** START LISTED ENTRIES **
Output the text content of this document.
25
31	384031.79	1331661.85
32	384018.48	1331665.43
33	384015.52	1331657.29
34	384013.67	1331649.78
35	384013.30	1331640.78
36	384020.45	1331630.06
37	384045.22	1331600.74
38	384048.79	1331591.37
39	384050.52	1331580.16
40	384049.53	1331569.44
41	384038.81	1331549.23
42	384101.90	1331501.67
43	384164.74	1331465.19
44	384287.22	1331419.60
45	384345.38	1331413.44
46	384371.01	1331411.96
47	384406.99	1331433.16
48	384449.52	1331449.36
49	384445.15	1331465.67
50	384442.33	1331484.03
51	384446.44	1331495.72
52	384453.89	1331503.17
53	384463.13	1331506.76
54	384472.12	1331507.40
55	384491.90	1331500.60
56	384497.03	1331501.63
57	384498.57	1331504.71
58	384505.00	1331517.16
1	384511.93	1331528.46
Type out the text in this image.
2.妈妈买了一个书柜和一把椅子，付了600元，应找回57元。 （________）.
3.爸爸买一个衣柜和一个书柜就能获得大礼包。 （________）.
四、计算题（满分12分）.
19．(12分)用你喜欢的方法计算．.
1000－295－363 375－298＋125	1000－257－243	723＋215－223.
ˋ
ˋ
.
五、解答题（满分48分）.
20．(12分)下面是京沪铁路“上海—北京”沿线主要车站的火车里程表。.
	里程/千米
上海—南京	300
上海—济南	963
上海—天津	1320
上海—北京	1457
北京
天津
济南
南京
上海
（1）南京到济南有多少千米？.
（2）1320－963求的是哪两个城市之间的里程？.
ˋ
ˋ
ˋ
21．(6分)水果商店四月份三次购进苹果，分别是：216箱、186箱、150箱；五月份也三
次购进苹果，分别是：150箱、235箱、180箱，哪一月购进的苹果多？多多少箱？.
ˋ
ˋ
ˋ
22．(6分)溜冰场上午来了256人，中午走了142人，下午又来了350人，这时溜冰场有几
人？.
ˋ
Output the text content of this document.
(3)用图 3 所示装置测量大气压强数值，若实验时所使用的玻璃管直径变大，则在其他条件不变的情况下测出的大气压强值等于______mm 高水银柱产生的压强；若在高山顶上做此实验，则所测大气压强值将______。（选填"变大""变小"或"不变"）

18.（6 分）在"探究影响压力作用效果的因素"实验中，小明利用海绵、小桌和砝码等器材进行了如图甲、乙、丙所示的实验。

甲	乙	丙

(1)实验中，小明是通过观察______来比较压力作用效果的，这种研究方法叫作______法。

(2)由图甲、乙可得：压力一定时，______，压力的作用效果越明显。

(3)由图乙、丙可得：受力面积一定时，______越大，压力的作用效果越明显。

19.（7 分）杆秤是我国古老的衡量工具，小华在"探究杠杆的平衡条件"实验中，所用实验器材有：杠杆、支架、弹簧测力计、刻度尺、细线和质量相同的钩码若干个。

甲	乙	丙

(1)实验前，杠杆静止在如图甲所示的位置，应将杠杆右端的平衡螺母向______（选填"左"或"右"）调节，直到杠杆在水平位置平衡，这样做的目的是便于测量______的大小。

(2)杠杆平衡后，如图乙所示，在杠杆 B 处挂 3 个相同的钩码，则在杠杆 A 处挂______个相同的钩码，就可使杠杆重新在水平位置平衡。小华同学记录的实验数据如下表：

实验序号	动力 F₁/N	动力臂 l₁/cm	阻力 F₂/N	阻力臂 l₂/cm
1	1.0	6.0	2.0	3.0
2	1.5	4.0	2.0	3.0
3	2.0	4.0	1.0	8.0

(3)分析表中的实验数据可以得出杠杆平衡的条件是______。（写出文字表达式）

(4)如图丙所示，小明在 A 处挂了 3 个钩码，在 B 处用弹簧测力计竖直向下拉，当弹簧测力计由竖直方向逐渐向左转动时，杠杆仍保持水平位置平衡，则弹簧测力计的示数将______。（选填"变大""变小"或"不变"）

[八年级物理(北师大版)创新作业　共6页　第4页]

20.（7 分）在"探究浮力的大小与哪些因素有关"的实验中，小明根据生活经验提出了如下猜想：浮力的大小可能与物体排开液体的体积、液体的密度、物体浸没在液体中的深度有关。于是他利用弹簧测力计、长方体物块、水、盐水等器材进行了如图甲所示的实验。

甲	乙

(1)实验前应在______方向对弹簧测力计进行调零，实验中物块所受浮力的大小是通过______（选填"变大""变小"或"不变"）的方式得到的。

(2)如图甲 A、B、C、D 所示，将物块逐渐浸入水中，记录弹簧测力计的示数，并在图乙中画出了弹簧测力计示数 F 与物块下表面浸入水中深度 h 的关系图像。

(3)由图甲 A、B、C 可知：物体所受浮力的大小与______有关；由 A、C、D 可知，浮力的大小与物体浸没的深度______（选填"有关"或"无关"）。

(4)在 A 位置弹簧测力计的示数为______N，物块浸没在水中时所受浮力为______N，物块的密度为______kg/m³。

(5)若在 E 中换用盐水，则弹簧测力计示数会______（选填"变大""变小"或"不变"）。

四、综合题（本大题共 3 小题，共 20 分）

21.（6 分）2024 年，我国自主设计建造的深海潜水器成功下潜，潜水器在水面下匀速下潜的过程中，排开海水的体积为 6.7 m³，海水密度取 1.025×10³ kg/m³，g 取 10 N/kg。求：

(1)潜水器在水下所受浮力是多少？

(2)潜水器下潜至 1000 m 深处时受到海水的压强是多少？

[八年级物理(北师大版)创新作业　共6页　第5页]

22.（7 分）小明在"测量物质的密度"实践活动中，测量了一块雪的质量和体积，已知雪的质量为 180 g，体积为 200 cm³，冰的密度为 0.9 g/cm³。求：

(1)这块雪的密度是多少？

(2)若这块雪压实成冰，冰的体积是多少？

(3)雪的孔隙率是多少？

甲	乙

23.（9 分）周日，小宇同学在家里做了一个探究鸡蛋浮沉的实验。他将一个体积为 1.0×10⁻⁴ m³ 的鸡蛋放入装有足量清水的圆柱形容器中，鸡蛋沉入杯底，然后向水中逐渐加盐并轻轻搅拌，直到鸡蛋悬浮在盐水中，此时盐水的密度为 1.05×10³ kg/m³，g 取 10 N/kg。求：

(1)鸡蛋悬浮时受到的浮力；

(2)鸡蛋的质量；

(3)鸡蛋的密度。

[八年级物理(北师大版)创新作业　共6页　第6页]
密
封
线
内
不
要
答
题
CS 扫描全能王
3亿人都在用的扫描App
** END LISTED ENTRIES **
● REQUIRED WORK: From the listing above, pick out every line containing "北师大版".

● REPLY TO THE EXERCISE:
[八年级物理(北师大版)创新作业　共6页　第4页]
[八年级物理(北师大版)创新作业　共6页　第5页]
[八年级物理(北师大版)创新作业　共6页　第6页]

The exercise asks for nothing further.